(Layout annotation data)

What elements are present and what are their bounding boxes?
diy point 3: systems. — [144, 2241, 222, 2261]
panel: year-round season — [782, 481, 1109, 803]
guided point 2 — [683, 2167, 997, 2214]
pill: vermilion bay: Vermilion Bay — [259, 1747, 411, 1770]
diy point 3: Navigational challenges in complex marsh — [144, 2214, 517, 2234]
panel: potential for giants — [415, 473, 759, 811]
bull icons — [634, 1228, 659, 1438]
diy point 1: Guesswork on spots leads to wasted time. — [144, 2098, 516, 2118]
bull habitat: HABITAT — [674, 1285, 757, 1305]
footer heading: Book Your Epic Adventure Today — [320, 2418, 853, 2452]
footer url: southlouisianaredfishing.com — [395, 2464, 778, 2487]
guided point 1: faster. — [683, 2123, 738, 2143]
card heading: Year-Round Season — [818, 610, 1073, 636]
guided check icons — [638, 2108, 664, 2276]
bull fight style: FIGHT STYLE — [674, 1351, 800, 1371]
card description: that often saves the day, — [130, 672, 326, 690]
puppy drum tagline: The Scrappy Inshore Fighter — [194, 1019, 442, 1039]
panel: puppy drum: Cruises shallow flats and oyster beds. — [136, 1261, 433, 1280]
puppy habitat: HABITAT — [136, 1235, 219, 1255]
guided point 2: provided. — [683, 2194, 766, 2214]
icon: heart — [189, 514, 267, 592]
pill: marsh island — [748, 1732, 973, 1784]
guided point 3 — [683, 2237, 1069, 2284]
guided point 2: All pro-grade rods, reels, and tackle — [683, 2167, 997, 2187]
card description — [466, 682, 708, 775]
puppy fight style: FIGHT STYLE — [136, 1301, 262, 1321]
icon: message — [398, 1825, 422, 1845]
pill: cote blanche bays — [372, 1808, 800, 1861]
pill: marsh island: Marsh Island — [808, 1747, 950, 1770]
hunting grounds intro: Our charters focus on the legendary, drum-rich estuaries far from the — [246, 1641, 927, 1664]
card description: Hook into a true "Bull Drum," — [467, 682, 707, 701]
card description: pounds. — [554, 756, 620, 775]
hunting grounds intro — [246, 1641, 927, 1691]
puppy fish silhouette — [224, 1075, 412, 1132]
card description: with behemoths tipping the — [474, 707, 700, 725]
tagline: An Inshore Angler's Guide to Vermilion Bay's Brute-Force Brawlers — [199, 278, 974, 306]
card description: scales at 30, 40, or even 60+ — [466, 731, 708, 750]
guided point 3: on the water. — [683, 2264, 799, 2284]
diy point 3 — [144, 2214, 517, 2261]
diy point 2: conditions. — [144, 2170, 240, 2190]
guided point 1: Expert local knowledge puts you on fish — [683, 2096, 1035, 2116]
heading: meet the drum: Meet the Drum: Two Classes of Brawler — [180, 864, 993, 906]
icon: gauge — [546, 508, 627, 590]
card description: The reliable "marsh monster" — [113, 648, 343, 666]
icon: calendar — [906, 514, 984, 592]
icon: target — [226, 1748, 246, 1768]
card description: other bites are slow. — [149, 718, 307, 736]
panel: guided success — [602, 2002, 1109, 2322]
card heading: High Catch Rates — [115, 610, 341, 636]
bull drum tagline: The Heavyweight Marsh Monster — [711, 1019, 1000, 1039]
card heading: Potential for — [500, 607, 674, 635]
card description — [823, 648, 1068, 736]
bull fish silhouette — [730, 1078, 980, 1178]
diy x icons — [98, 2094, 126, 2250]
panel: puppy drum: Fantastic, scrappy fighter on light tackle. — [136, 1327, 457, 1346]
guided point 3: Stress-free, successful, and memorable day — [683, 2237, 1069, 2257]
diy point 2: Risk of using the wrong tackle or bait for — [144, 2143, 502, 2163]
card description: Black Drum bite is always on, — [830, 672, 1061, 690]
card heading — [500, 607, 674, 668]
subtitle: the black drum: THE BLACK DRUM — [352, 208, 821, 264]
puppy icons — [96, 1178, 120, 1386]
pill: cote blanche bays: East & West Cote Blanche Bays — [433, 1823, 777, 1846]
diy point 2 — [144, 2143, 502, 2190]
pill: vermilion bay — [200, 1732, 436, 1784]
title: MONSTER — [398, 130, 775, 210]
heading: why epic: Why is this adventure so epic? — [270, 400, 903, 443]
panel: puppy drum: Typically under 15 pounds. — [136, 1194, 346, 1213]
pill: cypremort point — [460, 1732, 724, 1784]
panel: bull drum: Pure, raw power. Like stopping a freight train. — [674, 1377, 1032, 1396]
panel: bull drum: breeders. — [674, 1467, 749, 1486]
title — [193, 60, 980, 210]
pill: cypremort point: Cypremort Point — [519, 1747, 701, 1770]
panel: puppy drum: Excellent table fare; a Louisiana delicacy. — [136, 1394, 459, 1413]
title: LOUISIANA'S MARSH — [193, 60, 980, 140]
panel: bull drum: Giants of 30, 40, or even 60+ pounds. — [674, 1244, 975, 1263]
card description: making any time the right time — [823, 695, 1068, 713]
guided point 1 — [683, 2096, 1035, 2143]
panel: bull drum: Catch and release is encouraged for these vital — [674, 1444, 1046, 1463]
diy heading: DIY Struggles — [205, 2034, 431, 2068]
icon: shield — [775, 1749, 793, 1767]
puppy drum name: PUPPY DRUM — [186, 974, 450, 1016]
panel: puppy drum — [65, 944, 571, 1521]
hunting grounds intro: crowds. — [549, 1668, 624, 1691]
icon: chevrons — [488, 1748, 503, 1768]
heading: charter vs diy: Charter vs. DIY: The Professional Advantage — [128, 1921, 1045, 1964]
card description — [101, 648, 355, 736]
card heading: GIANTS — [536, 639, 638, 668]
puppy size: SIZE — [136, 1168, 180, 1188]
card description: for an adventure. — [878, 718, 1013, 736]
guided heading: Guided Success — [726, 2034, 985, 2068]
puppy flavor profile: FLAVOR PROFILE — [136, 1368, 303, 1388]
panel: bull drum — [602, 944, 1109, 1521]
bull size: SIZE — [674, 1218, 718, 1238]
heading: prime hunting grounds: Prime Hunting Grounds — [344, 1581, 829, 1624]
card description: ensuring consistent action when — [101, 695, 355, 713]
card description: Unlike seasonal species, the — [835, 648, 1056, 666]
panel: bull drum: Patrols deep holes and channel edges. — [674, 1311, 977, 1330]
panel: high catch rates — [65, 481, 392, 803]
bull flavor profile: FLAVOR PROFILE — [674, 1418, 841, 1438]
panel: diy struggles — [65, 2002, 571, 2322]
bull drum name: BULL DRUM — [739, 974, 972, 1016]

**TASK DESCRIPTION:**
Express every line of the data above as a Markdown table with the columns "Row" and "Line", numbering each row and omitting any blank lines.

**RESULT:**
| Row | Line |
|---|---|
| 1 | What elements are present and what are their bounding boxes? |
| 2 | diy point 3: systems. — [144, 2241, 222, 2261] |
| 3 | panel: year-round season — [782, 481, 1109, 803] |
| 4 | guided point 2 — [683, 2167, 997, 2214] |
| 5 | pill: vermilion bay: Vermilion Bay — [259, 1747, 411, 1770] |
| 6 | diy point 3: Navigational challenges in complex marsh — [144, 2214, 517, 2234] |
| 7 | panel: potential for giants — [415, 473, 759, 811] |
| 8 | bull icons — [634, 1228, 659, 1438] |
| 9 | diy point 1: Guesswork on spots leads to wasted time. — [144, 2098, 516, 2118] |
| 10 | bull habitat: HABITAT — [674, 1285, 757, 1305] |
| 11 | footer heading: Book Your Epic Adventure Today — [320, 2418, 853, 2452] |
| 12 | footer url: southlouisianaredfishing.com — [395, 2464, 778, 2487] |
| 13 | guided point 1: faster. — [683, 2123, 738, 2143] |
| 14 | card heading: Year-Round Season — [818, 610, 1073, 636] |
| 15 | guided check icons — [638, 2108, 664, 2276] |
| 16 | bull fight style: FIGHT STYLE — [674, 1351, 800, 1371] |
| 17 | card description: that often saves the day, — [130, 672, 326, 690] |
| 18 | puppy drum tagline: The Scrappy Inshore Fighter — [194, 1019, 442, 1039] |
| 19 | panel: puppy drum: Cruises shallow flats and oyster beds. — [136, 1261, 433, 1280] |
| 20 | puppy habitat: HABITAT — [136, 1235, 219, 1255] |
| 21 | guided point 2: provided. — [683, 2194, 766, 2214] |
| 22 | icon: heart — [189, 514, 267, 592] |
| 23 | pill: marsh island — [748, 1732, 973, 1784] |
| 24 | guided point 3 — [683, 2237, 1069, 2284] |
| 25 | guided point 2: All pro-grade rods, reels, and tackle — [683, 2167, 997, 2187] |
| 26 | card description — [466, 682, 708, 775] |
| 27 | puppy fight style: FIGHT STYLE — [136, 1301, 262, 1321] |
| 28 | icon: message — [398, 1825, 422, 1845] |
| 29 | pill: cote blanche bays — [372, 1808, 800, 1861] |
| 30 | pill: marsh island: Marsh Island — [808, 1747, 950, 1770] |
| 31 | hunting grounds intro: Our charters focus on the legendary, drum-rich estuaries far from the — [246, 1641, 927, 1664] |
| 32 | card description: Hook into a true "Bull Drum," — [467, 682, 707, 701] |
| 33 | card description: pounds. — [554, 756, 620, 775] |
| 34 | hunting grounds intro — [246, 1641, 927, 1691] |
| 35 | puppy fish silhouette — [224, 1075, 412, 1132] |
| 36 | card description: with behemoths tipping the — [474, 707, 700, 725] |
| 37 | tagline: An Inshore Angler's Guide to Vermilion Bay's Brute-Force Brawlers — [199, 278, 974, 306] |
| 38 | card description: scales at 30, 40, or even 60+ — [466, 731, 708, 750] |
| 39 | guided point 3: on the water. — [683, 2264, 799, 2284] |
| 40 | diy point 3 — [144, 2214, 517, 2261] |
| 41 | diy point 2: conditions. — [144, 2170, 240, 2190] |
| 42 | guided point 1: Expert local knowledge puts you on fish — [683, 2096, 1035, 2116] |
| 43 | heading: meet the drum: Meet the Drum: Two Classes of Brawler — [180, 864, 993, 906] |
| 44 | icon: gauge — [546, 508, 627, 590] |
| 45 | card description: The reliable "marsh monster" — [113, 648, 343, 666] |
| 46 | icon: calendar — [906, 514, 984, 592] |
| 47 | icon: target — [226, 1748, 246, 1768] |
| 48 | card description: other bites are slow. — [149, 718, 307, 736] |
| 49 | panel: guided success — [602, 2002, 1109, 2322] |
| 50 | card heading: High Catch Rates — [115, 610, 341, 636] |
| 51 | bull drum tagline: The Heavyweight Marsh Monster — [711, 1019, 1000, 1039] |
| 52 | card heading: Potential for — [500, 607, 674, 635] |
| 53 | card description — [823, 648, 1068, 736] |
| 54 | bull fish silhouette — [730, 1078, 980, 1178] |
| 55 | diy x icons — [98, 2094, 126, 2250] |
| 56 | panel: puppy drum: Fantastic, scrappy fighter on light tackle. — [136, 1327, 457, 1346] |
| 57 | guided point 3: Stress-free, successful, and memorable day — [683, 2237, 1069, 2257] |
| 58 | diy point 2: Risk of using the wrong tackle or bait for — [144, 2143, 502, 2163] |
| 59 | card description: Black Drum bite is always on, — [830, 672, 1061, 690] |
| 60 | card heading — [500, 607, 674, 668] |
| 61 | subtitle: the black drum: THE BLACK DRUM — [352, 208, 821, 264] |
| 62 | puppy icons — [96, 1178, 120, 1386] |
| 63 | pill: cote blanche bays: East & West Cote Blanche Bays — [433, 1823, 777, 1846] |
| 64 | diy point 2 — [144, 2143, 502, 2190] |
| 65 | pill: vermilion bay — [200, 1732, 436, 1784] |
| 66 | title: MONSTER — [398, 130, 775, 210] |
| 67 | heading: why epic: Why is this adventure so epic? — [270, 400, 903, 443] |
| 68 | panel: puppy drum: Typically under 15 pounds. — [136, 1194, 346, 1213] |
| 69 | pill: cypremort point — [460, 1732, 724, 1784] |
| 70 | panel: bull drum: Pure, raw power. Like stopping a freight train. — [674, 1377, 1032, 1396] |
| 71 | panel: bull drum: breeders. — [674, 1467, 749, 1486] |
| 72 | title — [193, 60, 980, 210] |
| 73 | pill: cypremort point: Cypremort Point — [519, 1747, 701, 1770] |
| 74 | panel: puppy drum: Excellent table fare; a Louisiana delicacy. — [136, 1394, 459, 1413] |
| 75 | title: LOUISIANA'S MARSH — [193, 60, 980, 140] |
| 76 | panel: bull drum: Giants of 30, 40, or even 60+ pounds. — [674, 1244, 975, 1263] |
| 77 | card description: making any time the right time — [823, 695, 1068, 713] |
| 78 | guided point 1 — [683, 2096, 1035, 2143] |
| 79 | panel: bull drum: Catch and release is encouraged for these vital — [674, 1444, 1046, 1463] |
| 80 | diy heading: DIY Struggles — [205, 2034, 431, 2068] |
| 81 | icon: shield — [775, 1749, 793, 1767] |
| 82 | puppy drum name: PUPPY DRUM — [186, 974, 450, 1016] |
| 83 | panel: puppy drum — [65, 944, 571, 1521] |
| 84 | hunting grounds intro: crowds. — [549, 1668, 624, 1691] |
| 85 | icon: chevrons — [488, 1748, 503, 1768] |
| 86 | heading: charter vs diy: Charter vs. DIY: The Professional Advantage — [128, 1921, 1045, 1964] |
| 87 | card description — [101, 648, 355, 736] |
| 88 | card heading: GIANTS — [536, 639, 638, 668] |
| 89 | puppy size: SIZE — [136, 1168, 180, 1188] |
| 90 | card description: for an adventure. — [878, 718, 1013, 736] |
| 91 | guided heading: Guided Success — [726, 2034, 985, 2068] |
| 92 | puppy flavor profile: FLAVOR PROFILE — [136, 1368, 303, 1388] |
| 93 | panel: bull drum — [602, 944, 1109, 1521] |
| 94 | bull size: SIZE — [674, 1218, 718, 1238] |
| 95 | heading: prime hunting grounds: Prime Hunting Grounds — [344, 1581, 829, 1624] |
| 96 | card description: ensuring consistent action when — [101, 695, 355, 713] |
| 97 | card description: Unlike seasonal species, the — [835, 648, 1056, 666] |
| 98 | panel: bull drum: Patrols deep holes and channel edges. — [674, 1311, 977, 1330] |
| 99 | panel: high catch rates — [65, 481, 392, 803] |
| 100 | bull flavor profile: FLAVOR PROFILE — [674, 1418, 841, 1438] |
| 101 | panel: diy struggles — [65, 2002, 571, 2322] |
| 102 | bull drum name: BULL DRUM — [739, 974, 972, 1016] |